• **A run of records**:
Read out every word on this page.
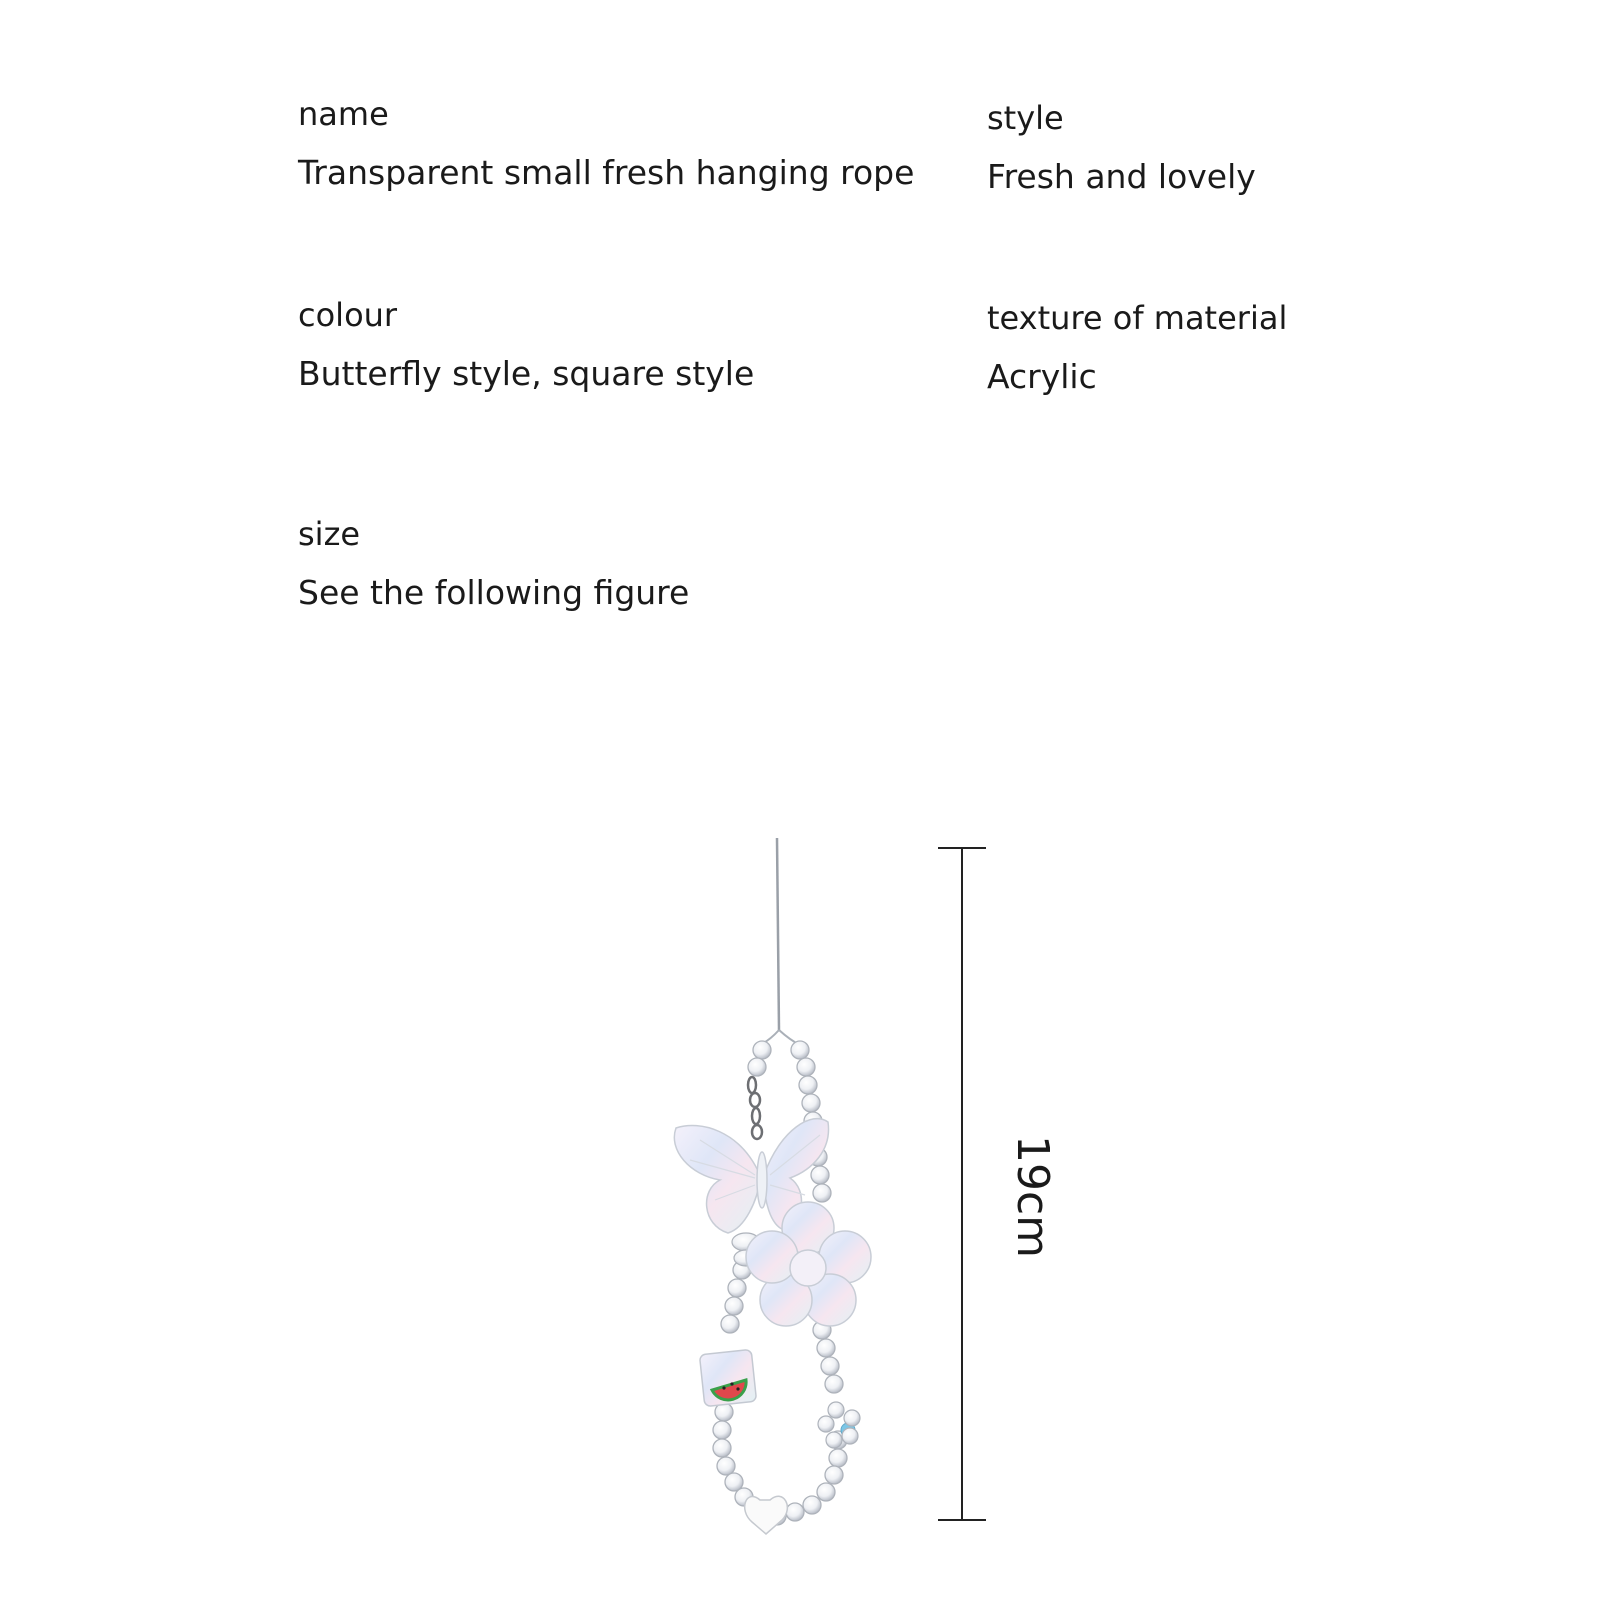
name
Transparent small fresh hanging rope
style
Fresh and lovely
colour
Butterfly style, square style
texture of material
Acrylic
size
See the following figure
19cm
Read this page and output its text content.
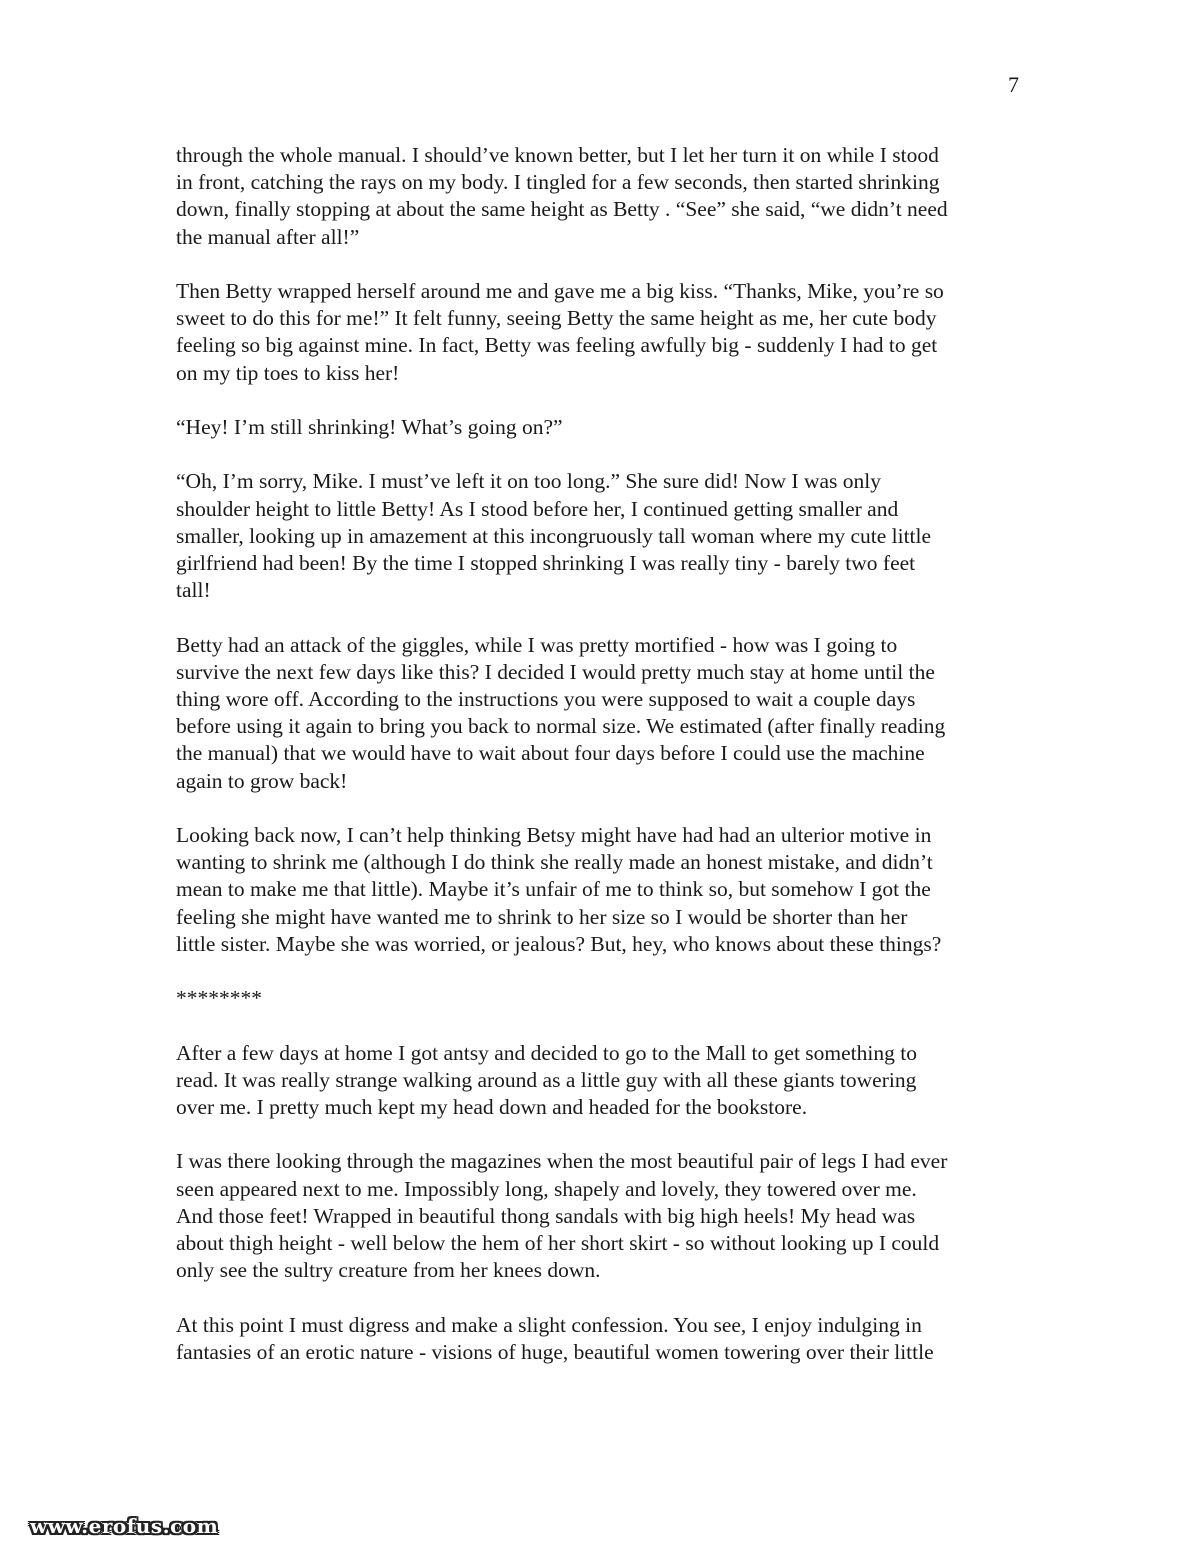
7
through the whole manual. I should’ve known better, but I let her turn it on while I stood
in front, catching the rays on my body. I tingled for a few seconds, then started shrinking
down, finally stopping at about the same height as Betty . “See” she said, “we didn’t need
the manual after all!”
Then Betty wrapped herself around me and gave me a big kiss. “Thanks, Mike, you’re so
sweet to do this for me!” It felt funny, seeing Betty the same height as me, her cute body
feeling so big against mine. In fact, Betty was feeling awfully big - suddenly I had to get
on my tip toes to kiss her!
“Hey! I’m still shrinking! What’s going on?”
“Oh, I’m sorry, Mike. I must’ve left it on too long.” She sure did! Now I was only
shoulder height to little Betty! As I stood before her, I continued getting smaller and
smaller, looking up in amazement at this incongruously tall woman where my cute little
girlfriend had been! By the time I stopped shrinking I was really tiny - barely two feet
tall!
Betty had an attack of the giggles, while I was pretty mortified - how was I going to
survive the next few days like this? I decided I would pretty much stay at home until the
thing wore off. According to the instructions you were supposed to wait a couple days
before using it again to bring you back to normal size. We estimated (after finally reading
the manual) that we would have to wait about four days before I could use the machine
again to grow back!
Looking back now, I can’t help thinking Betsy might have had had an ulterior motive in
wanting to shrink me (although I do think she really made an honest mistake, and didn’t
mean to make me that little). Maybe it’s unfair of me to think so, but somehow I got the
feeling she might have wanted me to shrink to her size so I would be shorter than her
little sister. Maybe she was worried, or jealous? But, hey, who knows about these things?
********
After a few days at home I got antsy and decided to go to the Mall to get something to
read. It was really strange walking around as a little guy with all these giants towering
over me. I pretty much kept my head down and headed for the bookstore.
I was there looking through the magazines when the most beautiful pair of legs I had ever
seen appeared next to me. Impossibly long, shapely and lovely, they towered over me.
And those feet! Wrapped in beautiful thong sandals with big high heels! My head was
about thigh height - well below the hem of her short skirt - so without looking up I could
only see the sultry creature from her knees down.
At this point I must digress and make a slight confession. You see, I enjoy indulging in
fantasies of an erotic nature - visions of huge, beautiful women towering over their little
www.erofus.com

• **TASK TO COMPLETE**: Repeat the material above verbatim. Leave the pictures behind.

• **OUTPUT OF THE TASK**:
Read out every word on this page.
name
Transparent small fresh hanging rope
style
Fresh and lovely
colour
Butterfly style, square style
texture of material
Acrylic
size
See the following figure
19cm
Read this page and output its text content.
7
through the whole manual. I should’ve known better, but I let her turn it on while I stood
in front, catching the rays on my body. I tingled for a few seconds, then started shrinking
down, finally stopping at about the same height as Betty . “See” she said, “we didn’t need
the manual after all!”
Then Betty wrapped herself around me and gave me a big kiss. “Thanks, Mike, you’re so
sweet to do this for me!” It felt funny, seeing Betty the same height as me, her cute body
feeling so big against mine. In fact, Betty was feeling awfully big - suddenly I had to get
on my tip toes to kiss her!
“Hey! I’m still shrinking! What’s going on?”
“Oh, I’m sorry, Mike. I must’ve left it on too long.” She sure did! Now I was only
shoulder height to little Betty! As I stood before her, I continued getting smaller and
smaller, looking up in amazement at this incongruously tall woman where my cute little
girlfriend had been! By the time I stopped shrinking I was really tiny - barely two feet
tall!
Betty had an attack of the giggles, while I was pretty mortified - how was I going to
survive the next few days like this? I decided I would pretty much stay at home until the
thing wore off. According to the instructions you were supposed to wait a couple days
before using it again to bring you back to normal size. We estimated (after finally reading
the manual) that we would have to wait about four days before I could use the machine
again to grow back!
Looking back now, I can’t help thinking Betsy might have had had an ulterior motive in
wanting to shrink me (although I do think she really made an honest mistake, and didn’t
mean to make me that little). Maybe it’s unfair of me to think so, but somehow I got the
feeling she might have wanted me to shrink to her size so I would be shorter than her
little sister. Maybe she was worried, or jealous? But, hey, who knows about these things?
********
After a few days at home I got antsy and decided to go to the Mall to get something to
read. It was really strange walking around as a little guy with all these giants towering
over me. I pretty much kept my head down and headed for the bookstore.
I was there looking through the magazines when the most beautiful pair of legs I had ever
seen appeared next to me. Impossibly long, shapely and lovely, they towered over me.
And those feet! Wrapped in beautiful thong sandals with big high heels! My head was
about thigh height - well below the hem of her short skirt - so without looking up I could
only see the sultry creature from her knees down.
At this point I must digress and make a slight confession. You see, I enjoy indulging in
fantasies of an erotic nature - visions of huge, beautiful women towering over their little
www.erofus.com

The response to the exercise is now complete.